--- start of INPUT ---

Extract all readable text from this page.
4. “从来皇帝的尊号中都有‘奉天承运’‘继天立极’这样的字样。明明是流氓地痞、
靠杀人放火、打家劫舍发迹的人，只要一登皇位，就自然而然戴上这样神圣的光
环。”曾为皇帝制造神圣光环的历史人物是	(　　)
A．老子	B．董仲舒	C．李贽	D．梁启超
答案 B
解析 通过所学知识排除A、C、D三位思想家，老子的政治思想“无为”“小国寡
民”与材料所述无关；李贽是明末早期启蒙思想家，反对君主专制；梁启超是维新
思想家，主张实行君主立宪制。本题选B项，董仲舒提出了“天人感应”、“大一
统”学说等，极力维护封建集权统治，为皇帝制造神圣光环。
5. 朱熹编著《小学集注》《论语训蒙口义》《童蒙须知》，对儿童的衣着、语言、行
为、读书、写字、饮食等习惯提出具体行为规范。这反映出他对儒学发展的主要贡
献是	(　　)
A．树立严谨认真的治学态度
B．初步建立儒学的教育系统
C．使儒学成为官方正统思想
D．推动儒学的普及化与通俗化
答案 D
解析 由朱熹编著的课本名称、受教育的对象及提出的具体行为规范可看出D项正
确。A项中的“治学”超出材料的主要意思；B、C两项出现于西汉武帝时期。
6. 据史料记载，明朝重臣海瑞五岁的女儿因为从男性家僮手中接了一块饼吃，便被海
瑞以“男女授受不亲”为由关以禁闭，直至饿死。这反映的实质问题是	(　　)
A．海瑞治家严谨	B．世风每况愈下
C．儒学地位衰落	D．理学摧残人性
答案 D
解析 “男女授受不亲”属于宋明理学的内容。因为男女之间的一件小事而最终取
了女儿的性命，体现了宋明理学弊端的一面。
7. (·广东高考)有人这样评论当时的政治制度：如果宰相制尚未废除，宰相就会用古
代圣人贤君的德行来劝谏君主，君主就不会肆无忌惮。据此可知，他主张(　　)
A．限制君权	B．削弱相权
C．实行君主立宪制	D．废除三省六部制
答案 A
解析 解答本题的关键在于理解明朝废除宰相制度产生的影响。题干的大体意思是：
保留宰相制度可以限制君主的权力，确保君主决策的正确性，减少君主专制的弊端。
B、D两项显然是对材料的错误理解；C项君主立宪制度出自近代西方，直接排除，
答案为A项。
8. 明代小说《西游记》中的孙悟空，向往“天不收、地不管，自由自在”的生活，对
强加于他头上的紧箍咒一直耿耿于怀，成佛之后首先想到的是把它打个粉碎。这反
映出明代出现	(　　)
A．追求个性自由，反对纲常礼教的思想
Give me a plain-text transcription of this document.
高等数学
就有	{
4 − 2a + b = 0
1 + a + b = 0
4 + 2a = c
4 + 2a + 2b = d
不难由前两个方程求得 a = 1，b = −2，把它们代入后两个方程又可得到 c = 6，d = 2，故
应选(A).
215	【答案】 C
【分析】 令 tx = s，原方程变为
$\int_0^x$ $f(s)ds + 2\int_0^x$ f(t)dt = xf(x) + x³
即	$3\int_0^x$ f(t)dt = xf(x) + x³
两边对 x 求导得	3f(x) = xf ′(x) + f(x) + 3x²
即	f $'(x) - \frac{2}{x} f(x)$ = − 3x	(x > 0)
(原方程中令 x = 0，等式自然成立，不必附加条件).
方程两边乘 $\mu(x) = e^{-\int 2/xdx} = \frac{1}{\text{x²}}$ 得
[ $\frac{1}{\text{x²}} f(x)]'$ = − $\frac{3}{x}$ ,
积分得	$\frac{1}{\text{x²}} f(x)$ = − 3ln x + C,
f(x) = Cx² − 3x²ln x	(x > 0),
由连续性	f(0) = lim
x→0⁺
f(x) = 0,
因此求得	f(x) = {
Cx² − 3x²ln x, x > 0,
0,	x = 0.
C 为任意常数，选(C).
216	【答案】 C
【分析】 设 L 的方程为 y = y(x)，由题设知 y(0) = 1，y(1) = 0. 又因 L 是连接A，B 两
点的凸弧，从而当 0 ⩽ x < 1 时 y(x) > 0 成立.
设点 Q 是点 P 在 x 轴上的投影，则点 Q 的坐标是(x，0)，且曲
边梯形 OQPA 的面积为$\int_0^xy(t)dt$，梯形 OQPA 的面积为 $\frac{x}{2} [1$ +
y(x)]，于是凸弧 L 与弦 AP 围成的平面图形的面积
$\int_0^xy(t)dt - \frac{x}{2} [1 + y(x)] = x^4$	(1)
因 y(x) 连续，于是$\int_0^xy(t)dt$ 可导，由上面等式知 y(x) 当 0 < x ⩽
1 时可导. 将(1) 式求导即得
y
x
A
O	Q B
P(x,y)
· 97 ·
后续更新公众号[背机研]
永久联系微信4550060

--- end of INPUT ---

## STATED TASK
Work out the count of lines containing the word "男女授受不亲", then write only that count.

## TASK ANSWER
2